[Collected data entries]
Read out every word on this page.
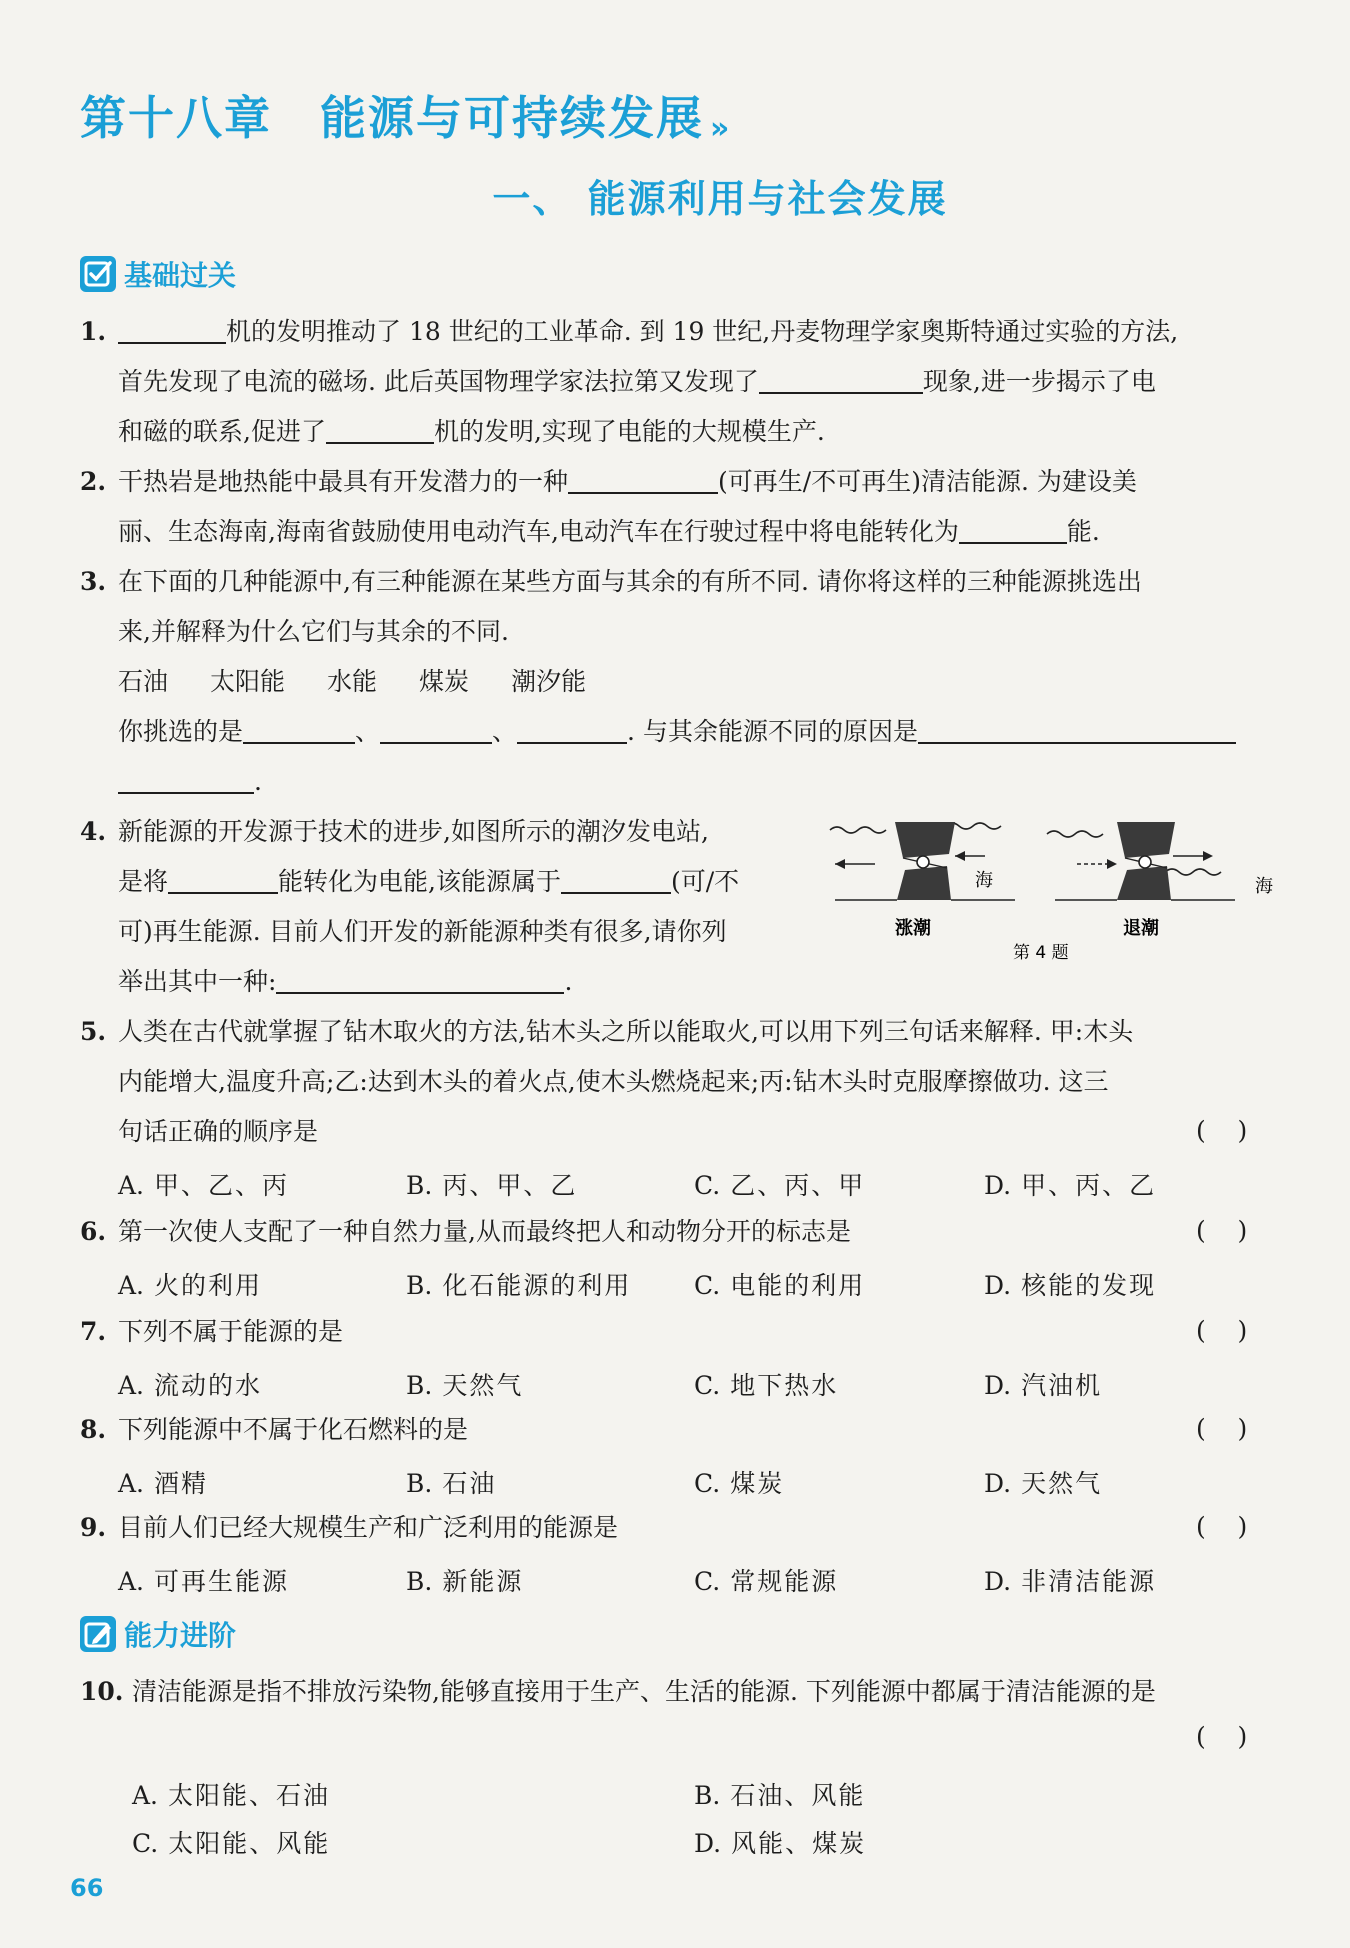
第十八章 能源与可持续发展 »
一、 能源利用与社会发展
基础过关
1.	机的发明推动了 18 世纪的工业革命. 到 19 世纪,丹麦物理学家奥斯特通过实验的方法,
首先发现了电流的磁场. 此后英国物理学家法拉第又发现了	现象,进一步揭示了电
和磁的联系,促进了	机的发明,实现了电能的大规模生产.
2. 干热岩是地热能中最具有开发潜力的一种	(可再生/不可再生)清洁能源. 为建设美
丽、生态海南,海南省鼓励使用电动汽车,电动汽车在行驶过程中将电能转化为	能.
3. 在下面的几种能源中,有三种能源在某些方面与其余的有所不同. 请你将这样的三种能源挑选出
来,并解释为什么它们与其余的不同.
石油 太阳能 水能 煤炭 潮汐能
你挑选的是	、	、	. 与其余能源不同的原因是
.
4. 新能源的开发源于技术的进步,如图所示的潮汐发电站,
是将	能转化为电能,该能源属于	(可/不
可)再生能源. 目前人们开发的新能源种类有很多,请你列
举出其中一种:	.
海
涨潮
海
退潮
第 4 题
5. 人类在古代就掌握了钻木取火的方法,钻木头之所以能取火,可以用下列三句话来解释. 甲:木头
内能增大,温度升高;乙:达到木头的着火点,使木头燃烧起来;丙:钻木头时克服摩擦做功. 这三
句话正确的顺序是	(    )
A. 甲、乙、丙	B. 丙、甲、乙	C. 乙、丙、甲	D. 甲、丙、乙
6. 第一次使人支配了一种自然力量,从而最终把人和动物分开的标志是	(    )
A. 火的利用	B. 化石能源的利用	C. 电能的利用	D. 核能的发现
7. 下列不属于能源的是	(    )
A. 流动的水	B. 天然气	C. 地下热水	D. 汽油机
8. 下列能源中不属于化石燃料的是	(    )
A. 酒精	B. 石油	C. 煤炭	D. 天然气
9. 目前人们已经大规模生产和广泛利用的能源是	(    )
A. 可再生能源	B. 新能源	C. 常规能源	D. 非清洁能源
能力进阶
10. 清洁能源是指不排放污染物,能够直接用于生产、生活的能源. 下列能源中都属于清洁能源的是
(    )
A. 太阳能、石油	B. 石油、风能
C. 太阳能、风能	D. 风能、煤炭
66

---

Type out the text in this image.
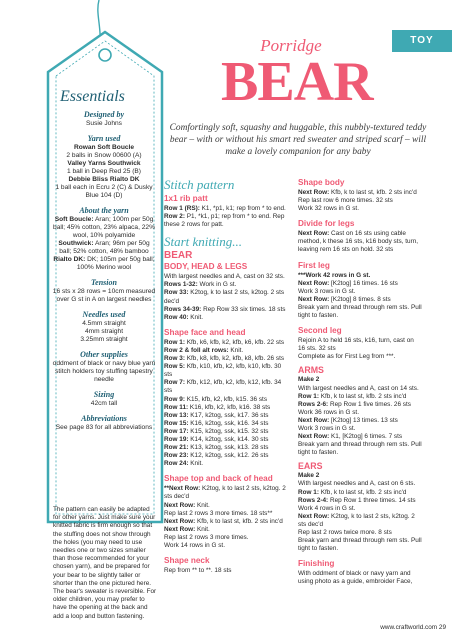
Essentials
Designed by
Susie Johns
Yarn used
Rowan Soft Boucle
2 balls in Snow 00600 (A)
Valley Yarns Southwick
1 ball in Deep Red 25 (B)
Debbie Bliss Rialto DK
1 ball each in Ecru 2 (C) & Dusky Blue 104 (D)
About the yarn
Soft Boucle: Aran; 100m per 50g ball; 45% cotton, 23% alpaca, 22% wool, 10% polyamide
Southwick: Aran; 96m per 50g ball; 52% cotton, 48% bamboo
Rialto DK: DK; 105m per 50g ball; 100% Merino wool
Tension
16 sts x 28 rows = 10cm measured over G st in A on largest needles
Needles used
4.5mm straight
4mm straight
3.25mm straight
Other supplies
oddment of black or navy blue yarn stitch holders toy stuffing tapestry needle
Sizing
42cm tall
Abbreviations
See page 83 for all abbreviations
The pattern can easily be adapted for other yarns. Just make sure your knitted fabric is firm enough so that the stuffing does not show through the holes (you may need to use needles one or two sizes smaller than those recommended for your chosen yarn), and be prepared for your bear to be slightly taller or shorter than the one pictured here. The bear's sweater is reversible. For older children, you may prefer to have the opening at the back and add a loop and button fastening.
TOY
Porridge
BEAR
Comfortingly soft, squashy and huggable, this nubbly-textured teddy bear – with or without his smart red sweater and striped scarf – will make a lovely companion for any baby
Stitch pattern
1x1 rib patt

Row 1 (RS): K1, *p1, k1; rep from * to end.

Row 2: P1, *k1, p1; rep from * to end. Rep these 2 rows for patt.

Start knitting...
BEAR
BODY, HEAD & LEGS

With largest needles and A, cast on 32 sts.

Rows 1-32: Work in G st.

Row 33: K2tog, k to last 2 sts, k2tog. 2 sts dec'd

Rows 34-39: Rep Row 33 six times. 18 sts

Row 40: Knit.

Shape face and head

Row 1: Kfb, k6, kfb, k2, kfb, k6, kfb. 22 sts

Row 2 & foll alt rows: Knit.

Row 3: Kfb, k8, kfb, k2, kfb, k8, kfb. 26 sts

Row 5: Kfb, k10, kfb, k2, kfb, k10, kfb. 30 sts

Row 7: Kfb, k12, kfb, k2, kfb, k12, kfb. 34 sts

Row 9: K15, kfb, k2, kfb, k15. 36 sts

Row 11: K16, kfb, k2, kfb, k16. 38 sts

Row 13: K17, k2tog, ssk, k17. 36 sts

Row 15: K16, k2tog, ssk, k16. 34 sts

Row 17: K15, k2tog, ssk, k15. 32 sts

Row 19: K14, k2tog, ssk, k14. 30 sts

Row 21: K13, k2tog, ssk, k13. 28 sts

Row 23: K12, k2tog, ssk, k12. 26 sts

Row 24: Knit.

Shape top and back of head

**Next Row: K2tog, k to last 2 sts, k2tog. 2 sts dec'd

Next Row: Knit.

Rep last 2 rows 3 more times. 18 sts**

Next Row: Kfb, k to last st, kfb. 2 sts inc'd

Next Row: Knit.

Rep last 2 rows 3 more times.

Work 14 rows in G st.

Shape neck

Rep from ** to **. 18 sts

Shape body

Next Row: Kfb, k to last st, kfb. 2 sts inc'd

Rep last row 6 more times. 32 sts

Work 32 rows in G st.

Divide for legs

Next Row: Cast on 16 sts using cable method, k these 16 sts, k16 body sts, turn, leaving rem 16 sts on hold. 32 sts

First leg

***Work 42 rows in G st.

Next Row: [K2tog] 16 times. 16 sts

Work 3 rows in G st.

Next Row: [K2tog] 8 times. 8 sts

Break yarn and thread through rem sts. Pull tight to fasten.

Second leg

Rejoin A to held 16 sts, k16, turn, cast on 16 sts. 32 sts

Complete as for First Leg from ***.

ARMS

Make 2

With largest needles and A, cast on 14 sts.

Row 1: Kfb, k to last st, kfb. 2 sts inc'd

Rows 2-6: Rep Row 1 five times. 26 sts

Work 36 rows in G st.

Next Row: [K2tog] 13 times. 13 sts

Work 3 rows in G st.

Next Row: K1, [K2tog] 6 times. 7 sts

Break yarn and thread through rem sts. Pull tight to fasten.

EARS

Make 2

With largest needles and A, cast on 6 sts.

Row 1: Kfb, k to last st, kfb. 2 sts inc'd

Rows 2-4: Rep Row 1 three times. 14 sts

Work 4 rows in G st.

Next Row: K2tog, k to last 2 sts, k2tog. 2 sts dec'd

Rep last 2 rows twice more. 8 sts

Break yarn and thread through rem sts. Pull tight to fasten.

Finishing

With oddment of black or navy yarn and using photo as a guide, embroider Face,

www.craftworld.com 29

_The problem_
Count the lines in the records above that hold the word "Boucle", and give only that number.

_Written solution_
2